====== Record set ======

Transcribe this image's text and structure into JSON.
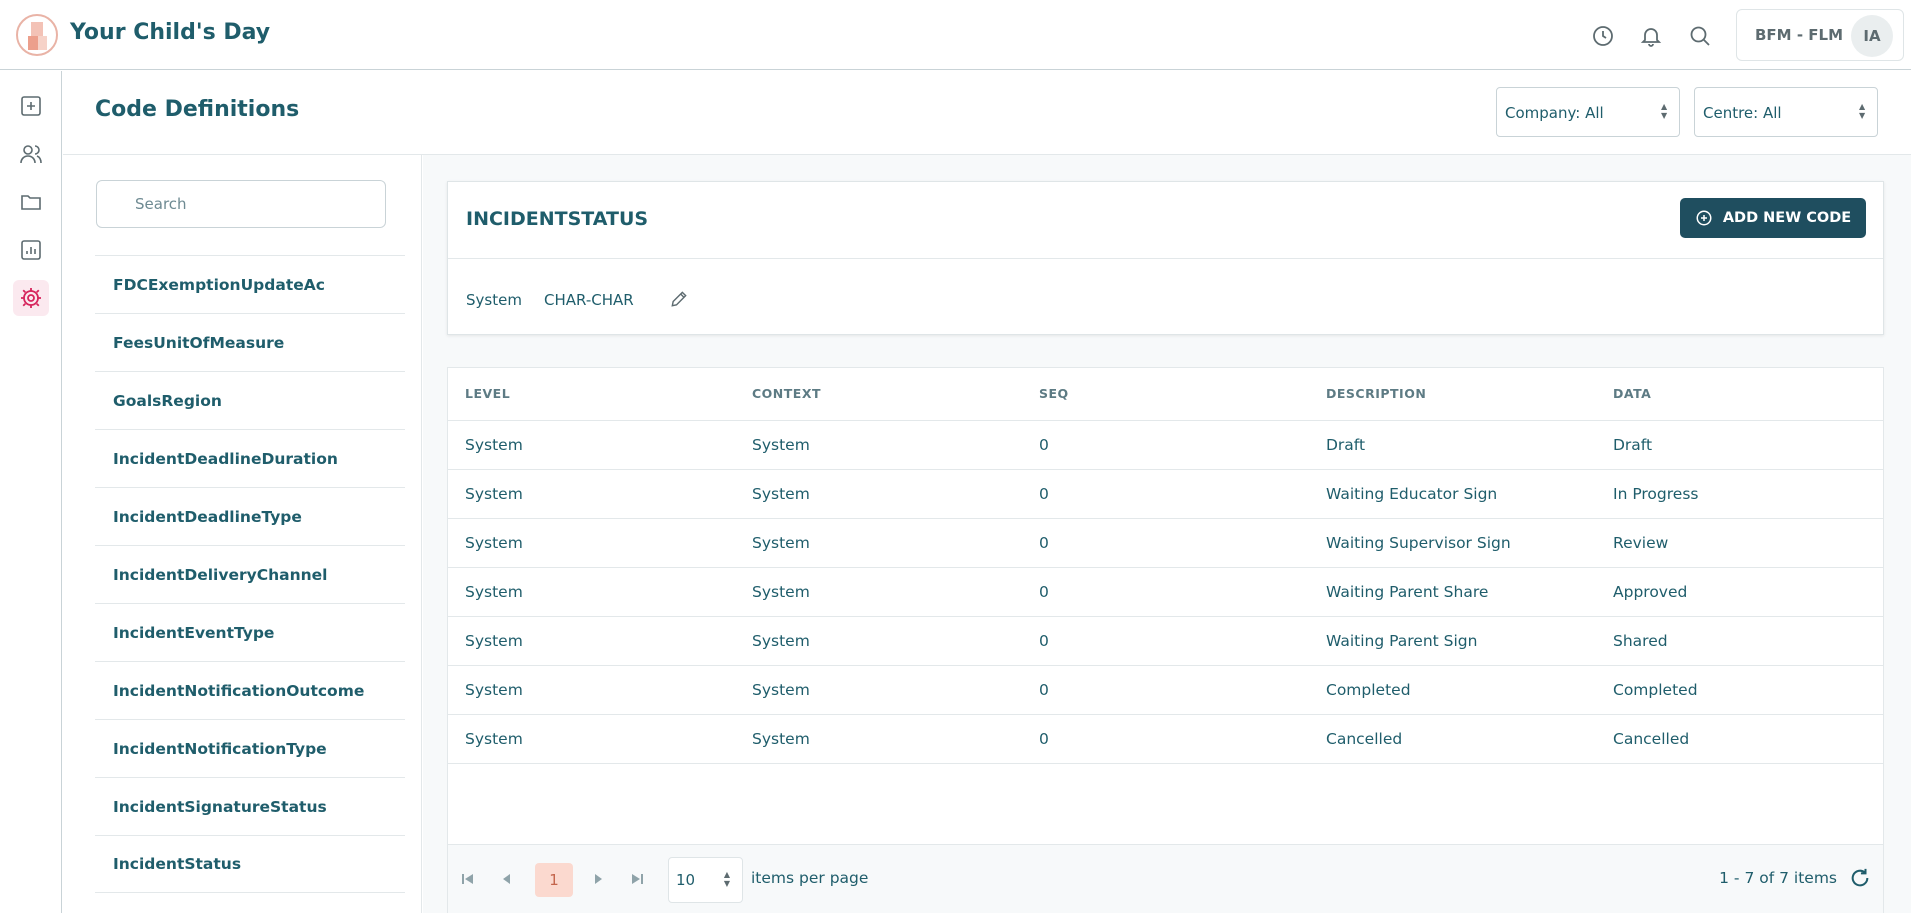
{
  "app": {
    "title": "Your Child's Day"
  },
  "topbar": {
    "icons": [
      "clock-icon",
      "bell-icon",
      "search-icon"
    ],
    "user_label": "BFM - FLM",
    "avatar_initials": "IA"
  },
  "rail": {
    "items": [
      {
        "icon": "add-square-icon",
        "active": false
      },
      {
        "icon": "users-icon",
        "active": false
      },
      {
        "icon": "folder-icon",
        "active": false
      },
      {
        "icon": "report-chart-icon",
        "active": false
      },
      {
        "icon": "settings-gear-icon",
        "active": true
      }
    ],
    "active_color": "#d6245c"
  },
  "page": {
    "title": "Code Definitions",
    "company_filter": "Company: All",
    "centre_filter": "Centre: All"
  },
  "codes": {
    "search_placeholder": "Search",
    "items": [
      "FDCExemptionUpdateAc",
      "FeesUnitOfMeasure",
      "GoalsRegion",
      "IncidentDeadlineDuration",
      "IncidentDeadlineType",
      "IncidentDeliveryChannel",
      "IncidentEventType",
      "IncidentNotificationOutcome",
      "IncidentNotificationType",
      "IncidentSignatureStatus",
      "IncidentStatus"
    ]
  },
  "detail": {
    "title": "INCIDENTSTATUS",
    "add_button": "ADD NEW CODE",
    "level": "System",
    "type": "CHAR-CHAR"
  },
  "table": {
    "headers": [
      "LEVEL",
      "CONTEXT",
      "SEQ",
      "DESCRIPTION",
      "DATA"
    ],
    "rows": [
      [
        "System",
        "System",
        "0",
        "Draft",
        "Draft"
      ],
      [
        "System",
        "System",
        "0",
        "Waiting Educator Sign",
        "In Progress"
      ],
      [
        "System",
        "System",
        "0",
        "Waiting Supervisor Sign",
        "Review"
      ],
      [
        "System",
        "System",
        "0",
        "Waiting Parent Share",
        "Approved"
      ],
      [
        "System",
        "System",
        "0",
        "Waiting Parent Sign",
        "Shared"
      ],
      [
        "System",
        "System",
        "0",
        "Completed",
        "Completed"
      ],
      [
        "System",
        "System",
        "0",
        "Cancelled",
        "Cancelled"
      ]
    ]
  },
  "pager": {
    "current_page": "1",
    "page_size": "10",
    "page_size_label": "items per page",
    "count_label": "1 - 7 of 7 items"
  },
  "colors": {
    "primary": "#1f5d6b",
    "button": "#1f4e5f",
    "accent": "#d6245c",
    "page_highlight": "#fbd9cf"
  }
}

======

- **What is expected**
Copy the material shown above in full and exactly. Skip the pictures.

- **Task response**
Transcribe this image's text and structure into JSON.
{
  "app": {
    "title": "Your Child's Day"
  },
  "topbar": {
    "icons": [
      "clock-icon",
      "bell-icon",
      "search-icon"
    ],
    "user_label": "BFM - FLM",
    "avatar_initials": "IA"
  },
  "rail": {
    "items": [
      {
        "icon": "add-square-icon",
        "active": false
      },
      {
        "icon": "users-icon",
        "active": false
      },
      {
        "icon": "folder-icon",
        "active": false
      },
      {
        "icon": "report-chart-icon",
        "active": false
      },
      {
        "icon": "settings-gear-icon",
        "active": true
      }
    ],
    "active_color": "#d6245c"
  },
  "page": {
    "title": "Code Definitions",
    "company_filter": "Company: All",
    "centre_filter": "Centre: All"
  },
  "codes": {
    "search_placeholder": "Search",
    "items": [
      "FDCExemptionUpdateAc",
      "FeesUnitOfMeasure",
      "GoalsRegion",
      "IncidentDeadlineDuration",
      "IncidentDeadlineType",
      "IncidentDeliveryChannel",
      "IncidentEventType",
      "IncidentNotificationOutcome",
      "IncidentNotificationType",
      "IncidentSignatureStatus",
      "IncidentStatus"
    ]
  },
  "detail": {
    "title": "INCIDENTSTATUS",
    "add_button": "ADD NEW CODE",
    "level": "System",
    "type": "CHAR-CHAR"
  },
  "table": {
    "headers": [
      "LEVEL",
      "CONTEXT",
      "SEQ",
      "DESCRIPTION",
      "DATA"
    ],
    "rows": [
      [
        "System",
        "System",
        "0",
        "Draft",
        "Draft"
      ],
      [
        "System",
        "System",
        "0",
        "Waiting Educator Sign",
        "In Progress"
      ],
      [
        "System",
        "System",
        "0",
        "Waiting Supervisor Sign",
        "Review"
      ],
      [
        "System",
        "System",
        "0",
        "Waiting Parent Share",
        "Approved"
      ],
      [
        "System",
        "System",
        "0",
        "Waiting Parent Sign",
        "Shared"
      ],
      [
        "System",
        "System",
        "0",
        "Completed",
        "Completed"
      ],
      [
        "System",
        "System",
        "0",
        "Cancelled",
        "Cancelled"
      ]
    ]
  },
  "pager": {
    "current_page": "1",
    "page_size": "10",
    "page_size_label": "items per page",
    "count_label": "1 - 7 of 7 items"
  },
  "colors": {
    "primary": "#1f5d6b",
    "button": "#1f4e5f",
    "accent": "#d6245c",
    "page_highlight": "#fbd9cf"
  }
}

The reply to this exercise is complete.